::: Stored records

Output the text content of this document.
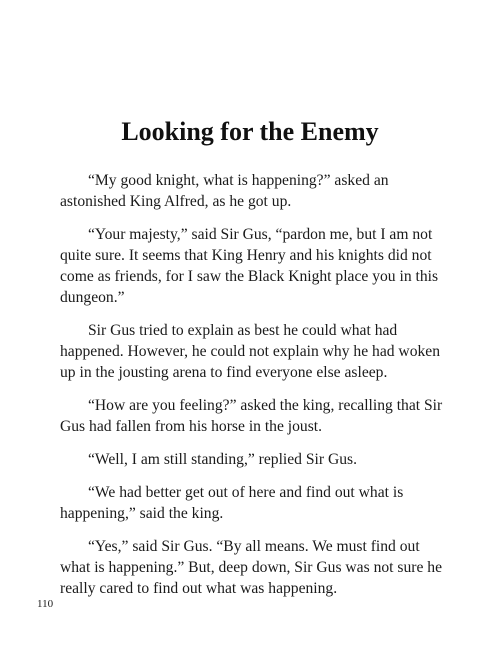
Looking for the Enemy

“My good knight, what is happening?” asked an astonished King Alfred, as he got up.

“Your majesty,” said Sir Gus, “pardon me, but I am not quite sure. It seems that King Henry and his knights did not come as friends, for I saw the Black Knight place you in this dungeon.”

Sir Gus tried to explain as best he could what had happened. However, he could not explain why he had woken up in the jousting arena to find everyone else asleep.

“How are you feeling?” asked the king, recalling that Sir Gus had fallen from his horse in the joust.

“Well, I am still standing,” replied Sir Gus.

“We had better get out of here and find out what is happening,” said the king.

“Yes,” said Sir Gus. “By all means. We must find out what is happening.” But, deep down, Sir Gus was not sure he really cared to find out what was happening.

110
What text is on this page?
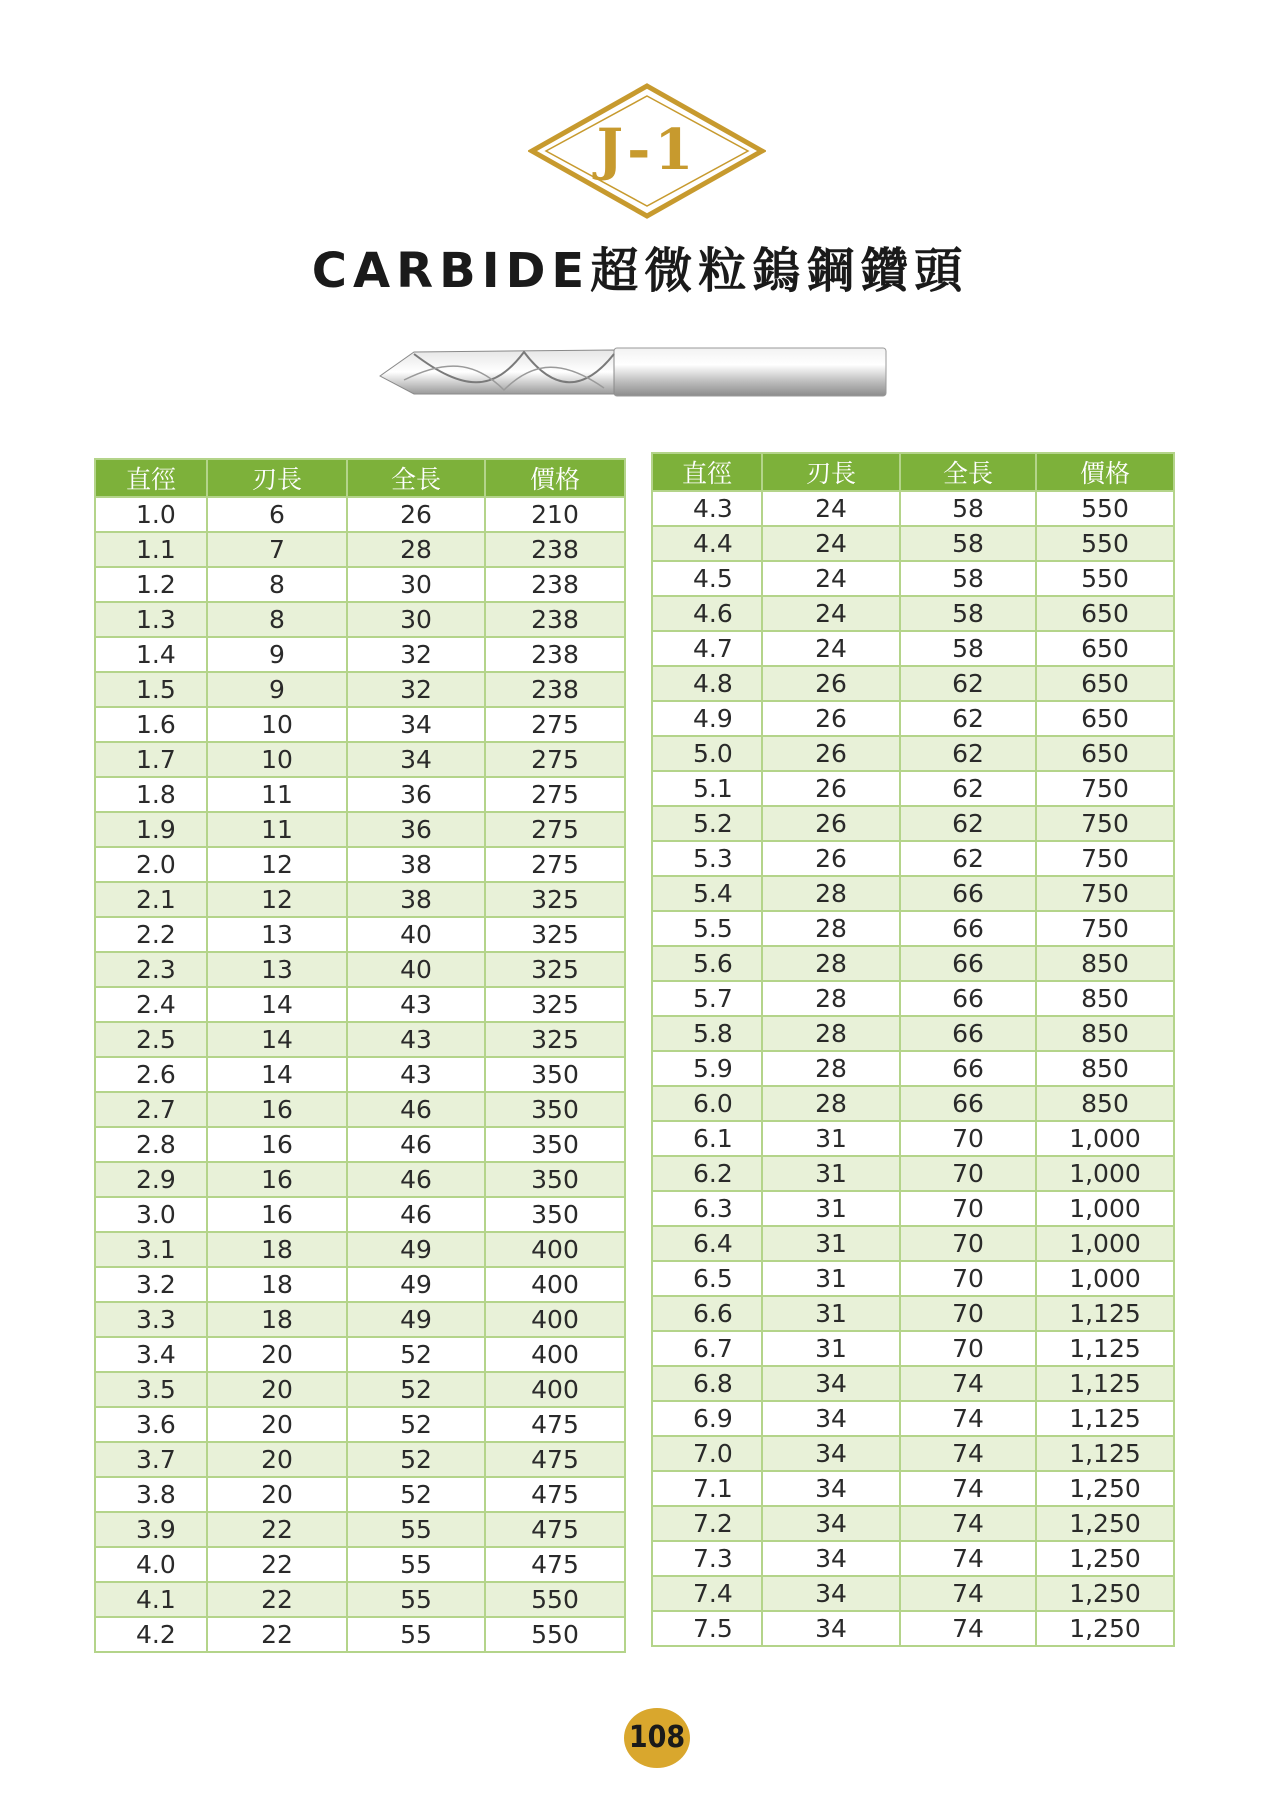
J-1
CARBIDE超微粒鎢鋼鑽頭
直徑	刃長	全長	價格
1.0	6	26	210
1.1	7	28	238
1.2	8	30	238
1.3	8	30	238
1.4	9	32	238
1.5	9	32	238
1.6	10	34	275
1.7	10	34	275
1.8	11	36	275
1.9	11	36	275
2.0	12	38	275
2.1	12	38	325
2.2	13	40	325
2.3	13	40	325
2.4	14	43	325
2.5	14	43	325
2.6	14	43	350
2.7	16	46	350
2.8	16	46	350
2.9	16	46	350
3.0	16	46	350
3.1	18	49	400
3.2	18	49	400
3.3	18	49	400
3.4	20	52	400
3.5	20	52	400
3.6	20	52	475
3.7	20	52	475
3.8	20	52	475
3.9	22	55	475
4.0	22	55	475
4.1	22	55	550
4.2	22	55	550
直徑	刃長	全長	價格
4.3	24	58	550
4.4	24	58	550
4.5	24	58	550
4.6	24	58	650
4.7	24	58	650
4.8	26	62	650
4.9	26	62	650
5.0	26	62	650
5.1	26	62	750
5.2	26	62	750
5.3	26	62	750
5.4	28	66	750
5.5	28	66	750
5.6	28	66	850
5.7	28	66	850
5.8	28	66	850
5.9	28	66	850
6.0	28	66	850
6.1	31	70	1,000
6.2	31	70	1,000
6.3	31	70	1,000
6.4	31	70	1,000
6.5	31	70	1,000
6.6	31	70	1,125
6.7	31	70	1,125
6.8	34	74	1,125
6.9	34	74	1,125
7.0	34	74	1,125
7.1	34	74	1,250
7.2	34	74	1,250
7.3	34	74	1,250
7.4	34	74	1,250
7.5	34	74	1,250
108
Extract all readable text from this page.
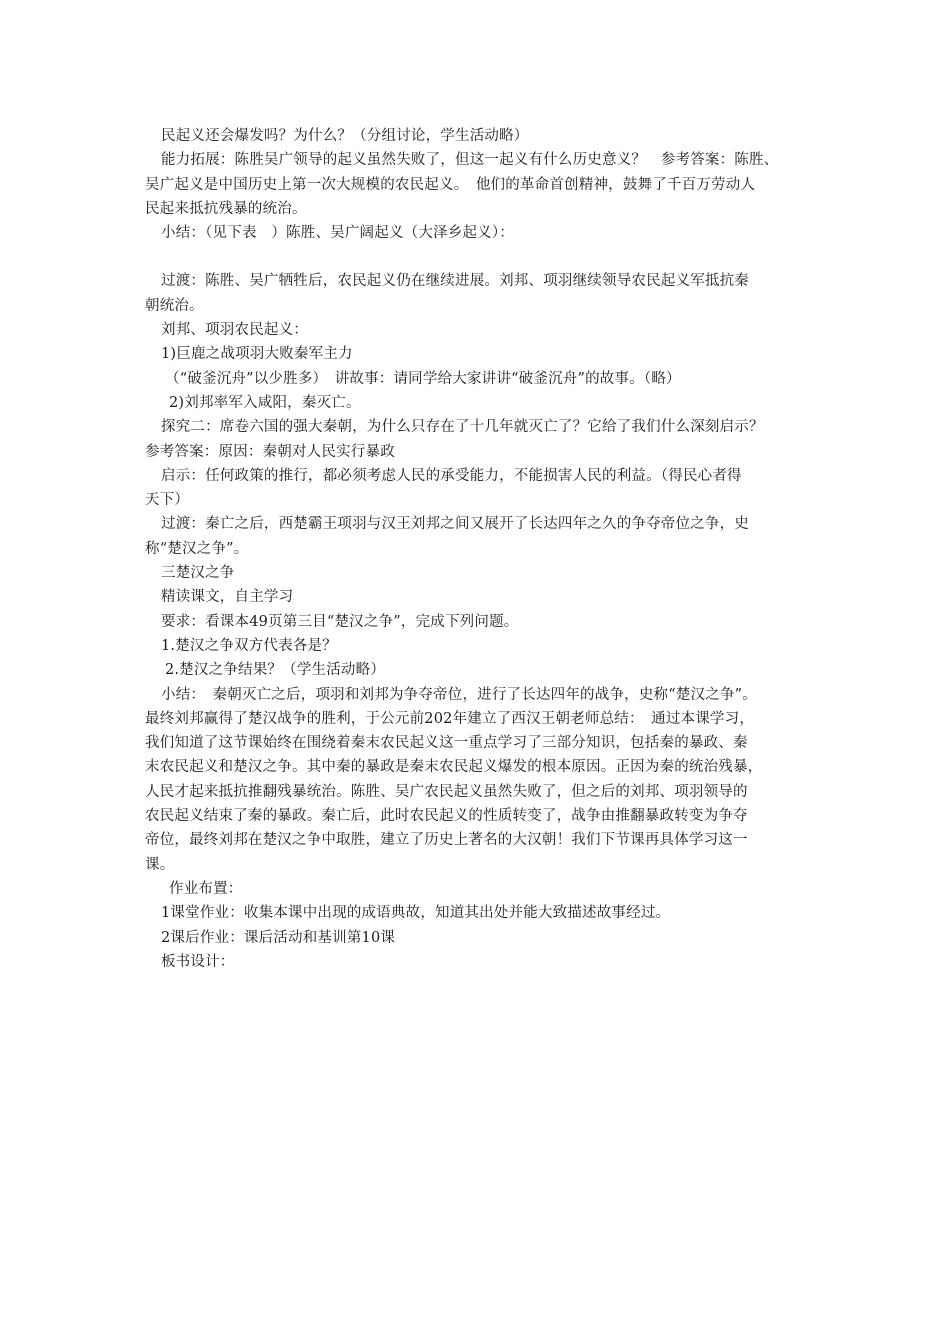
民起义还会爆发吗？为什么？（分组讨论，学生活动略）
能力拓展：陈胜吴广领导的起义虽然失败了，但这一起义有什么历史意义？　参考答案：陈胜、
吴广起义是中国历史上第一次大规模的农民起义。　他们的革命首创精神，鼓舞了千百万劳动人
民起来抵抗残暴的统治。
小结：（见下表　）陈胜、吴广阔起义（大泽乡起义）：
过渡：陈胜、吴广牺牲后，农民起义仍在继续进展。刘邦、项羽继续领导农民起义军抵抗秦
朝统治。
刘邦、项羽农民起义：
1)巨鹿之战项羽大败秦军主力
（“破釜沉舟”以少胜多）　讲故事：请同学给大家讲讲“破釜沉舟”的故事。（略）
2)刘邦率军入咸阳，秦灭亡。
探究二：席卷六国的强大秦朝，为什么只存在了十几年就灭亡了？它给了我们什么深刻启示？
参考答案：原因：秦朝对人民实行暴政
启示：任何政策的推行，都必须考虑人民的承受能力，不能损害人民的利益。（得民心者得
天下）
过渡：秦亡之后，西楚霸王项羽与汉王刘邦之间又展开了长达四年之久的争夺帝位之争，史
称“楚汉之争”。
三楚汉之争
精读课文，自主学习
要求：看课本49页第三目“楚汉之争”，完成下列问题。
1.楚汉之争双方代表各是？
2.楚汉之争结果？（学生活动略）
小结：　秦朝灭亡之后，项羽和刘邦为争夺帝位，进行了长达四年的战争，史称“楚汉之争”。
最终刘邦赢得了楚汉战争的胜利，于公元前202年建立了西汉王朝老师总结：　通过本课学习，
我们知道了这节课始终在围绕着秦末农民起义这一重点学习了三部分知识，包括秦的暴政、秦
末农民起义和楚汉之争。其中秦的暴政是秦末农民起义爆发的根本原因。正因为秦的统治残暴，
人民才起来抵抗推翻残暴统治。陈胜、吴广农民起义虽然失败了，但之后的刘邦、项羽领导的
农民起义结束了秦的暴政。秦亡后，此时农民起义的性质转变了，战争由推翻暴政转变为争夺
帝位，最终刘邦在楚汉之争中取胜，建立了历史上著名的大汉朝！我们下节课再具体学习这一
课。
作业布置：
1课堂作业：收集本课中出现的成语典故，知道其出处并能大致描述故事经过。
2课后作业：课后活动和基训第10课
板书设计：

::::::

Pull every line containing "text" from the material above.

Output the text content of this document.
What text is on this page?
Extract all readable text from this page.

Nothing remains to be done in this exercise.